:: Items ::
-*-*-

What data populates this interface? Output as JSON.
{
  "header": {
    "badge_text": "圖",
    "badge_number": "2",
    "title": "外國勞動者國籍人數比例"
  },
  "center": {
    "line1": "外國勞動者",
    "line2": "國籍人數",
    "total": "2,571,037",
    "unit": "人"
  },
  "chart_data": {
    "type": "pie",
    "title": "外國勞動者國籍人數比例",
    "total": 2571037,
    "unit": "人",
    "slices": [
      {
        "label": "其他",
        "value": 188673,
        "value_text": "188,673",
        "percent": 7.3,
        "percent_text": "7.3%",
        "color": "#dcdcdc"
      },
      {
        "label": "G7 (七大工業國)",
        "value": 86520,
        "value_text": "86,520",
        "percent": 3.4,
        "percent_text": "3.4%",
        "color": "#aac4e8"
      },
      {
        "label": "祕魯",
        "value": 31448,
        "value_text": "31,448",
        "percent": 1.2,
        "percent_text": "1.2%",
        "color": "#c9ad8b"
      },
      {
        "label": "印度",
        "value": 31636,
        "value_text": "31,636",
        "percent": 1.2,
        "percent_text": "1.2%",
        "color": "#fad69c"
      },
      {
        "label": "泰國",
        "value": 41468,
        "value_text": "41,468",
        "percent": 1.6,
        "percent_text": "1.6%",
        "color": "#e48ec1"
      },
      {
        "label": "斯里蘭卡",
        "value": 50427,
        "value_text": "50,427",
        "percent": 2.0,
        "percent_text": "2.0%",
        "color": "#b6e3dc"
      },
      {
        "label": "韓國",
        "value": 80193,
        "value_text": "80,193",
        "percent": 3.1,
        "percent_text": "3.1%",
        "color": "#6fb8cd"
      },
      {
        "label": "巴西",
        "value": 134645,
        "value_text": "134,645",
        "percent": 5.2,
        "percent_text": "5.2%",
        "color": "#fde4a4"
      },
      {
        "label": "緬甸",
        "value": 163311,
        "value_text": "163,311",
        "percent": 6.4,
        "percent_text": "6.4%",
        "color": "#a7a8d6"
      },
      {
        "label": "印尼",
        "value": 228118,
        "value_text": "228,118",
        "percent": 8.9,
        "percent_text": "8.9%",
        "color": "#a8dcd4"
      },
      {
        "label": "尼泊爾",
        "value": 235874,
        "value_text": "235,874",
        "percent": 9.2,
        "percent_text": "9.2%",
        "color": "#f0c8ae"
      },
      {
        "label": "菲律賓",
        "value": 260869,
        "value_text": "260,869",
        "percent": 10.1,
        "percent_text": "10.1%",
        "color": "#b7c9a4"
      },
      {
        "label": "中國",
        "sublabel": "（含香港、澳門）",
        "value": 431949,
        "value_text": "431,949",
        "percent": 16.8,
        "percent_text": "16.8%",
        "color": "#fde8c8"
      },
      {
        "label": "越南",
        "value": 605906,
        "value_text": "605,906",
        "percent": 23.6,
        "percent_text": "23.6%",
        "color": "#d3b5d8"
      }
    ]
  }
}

-*-*-

:: Exercise ::
Above are the records; copy all of them exactly.

:: Exercise answer ::
What data populates this interface? Output as JSON.
{
  "header": {
    "badge_text": "圖",
    "badge_number": "2",
    "title": "外國勞動者國籍人數比例"
  },
  "center": {
    "line1": "外國勞動者",
    "line2": "國籍人數",
    "total": "2,571,037",
    "unit": "人"
  },
  "chart_data": {
    "type": "pie",
    "title": "外國勞動者國籍人數比例",
    "total": 2571037,
    "unit": "人",
    "slices": [
      {
        "label": "其他",
        "value": 188673,
        "value_text": "188,673",
        "percent": 7.3,
        "percent_text": "7.3%",
        "color": "#dcdcdc"
      },
      {
        "label": "G7 (七大工業國)",
        "value": 86520,
        "value_text": "86,520",
        "percent": 3.4,
        "percent_text": "3.4%",
        "color": "#aac4e8"
      },
      {
        "label": "祕魯",
        "value": 31448,
        "value_text": "31,448",
        "percent": 1.2,
        "percent_text": "1.2%",
        "color": "#c9ad8b"
      },
      {
        "label": "印度",
        "value": 31636,
        "value_text": "31,636",
        "percent": 1.2,
        "percent_text": "1.2%",
        "color": "#fad69c"
      },
      {
        "label": "泰國",
        "value": 41468,
        "value_text": "41,468",
        "percent": 1.6,
        "percent_text": "1.6%",
        "color": "#e48ec1"
      },
      {
        "label": "斯里蘭卡",
        "value": 50427,
        "value_text": "50,427",
        "percent": 2.0,
        "percent_text": "2.0%",
        "color": "#b6e3dc"
      },
      {
        "label": "韓國",
        "value": 80193,
        "value_text": "80,193",
        "percent": 3.1,
        "percent_text": "3.1%",
        "color": "#6fb8cd"
      },
      {
        "label": "巴西",
        "value": 134645,
        "value_text": "134,645",
        "percent": 5.2,
        "percent_text": "5.2%",
        "color": "#fde4a4"
      },
      {
        "label": "緬甸",
        "value": 163311,
        "value_text": "163,311",
        "percent": 6.4,
        "percent_text": "6.4%",
        "color": "#a7a8d6"
      },
      {
        "label": "印尼",
        "value": 228118,
        "value_text": "228,118",
        "percent": 8.9,
        "percent_text": "8.9%",
        "color": "#a8dcd4"
      },
      {
        "label": "尼泊爾",
        "value": 235874,
        "value_text": "235,874",
        "percent": 9.2,
        "percent_text": "9.2%",
        "color": "#f0c8ae"
      },
      {
        "label": "菲律賓",
        "value": 260869,
        "value_text": "260,869",
        "percent": 10.1,
        "percent_text": "10.1%",
        "color": "#b7c9a4"
      },
      {
        "label": "中國",
        "sublabel": "（含香港、澳門）",
        "value": 431949,
        "value_text": "431,949",
        "percent": 16.8,
        "percent_text": "16.8%",
        "color": "#fde8c8"
      },
      {
        "label": "越南",
        "value": 605906,
        "value_text": "605,906",
        "percent": 23.6,
        "percent_text": "23.6%",
        "color": "#d3b5d8"
      }
    ]
  }
}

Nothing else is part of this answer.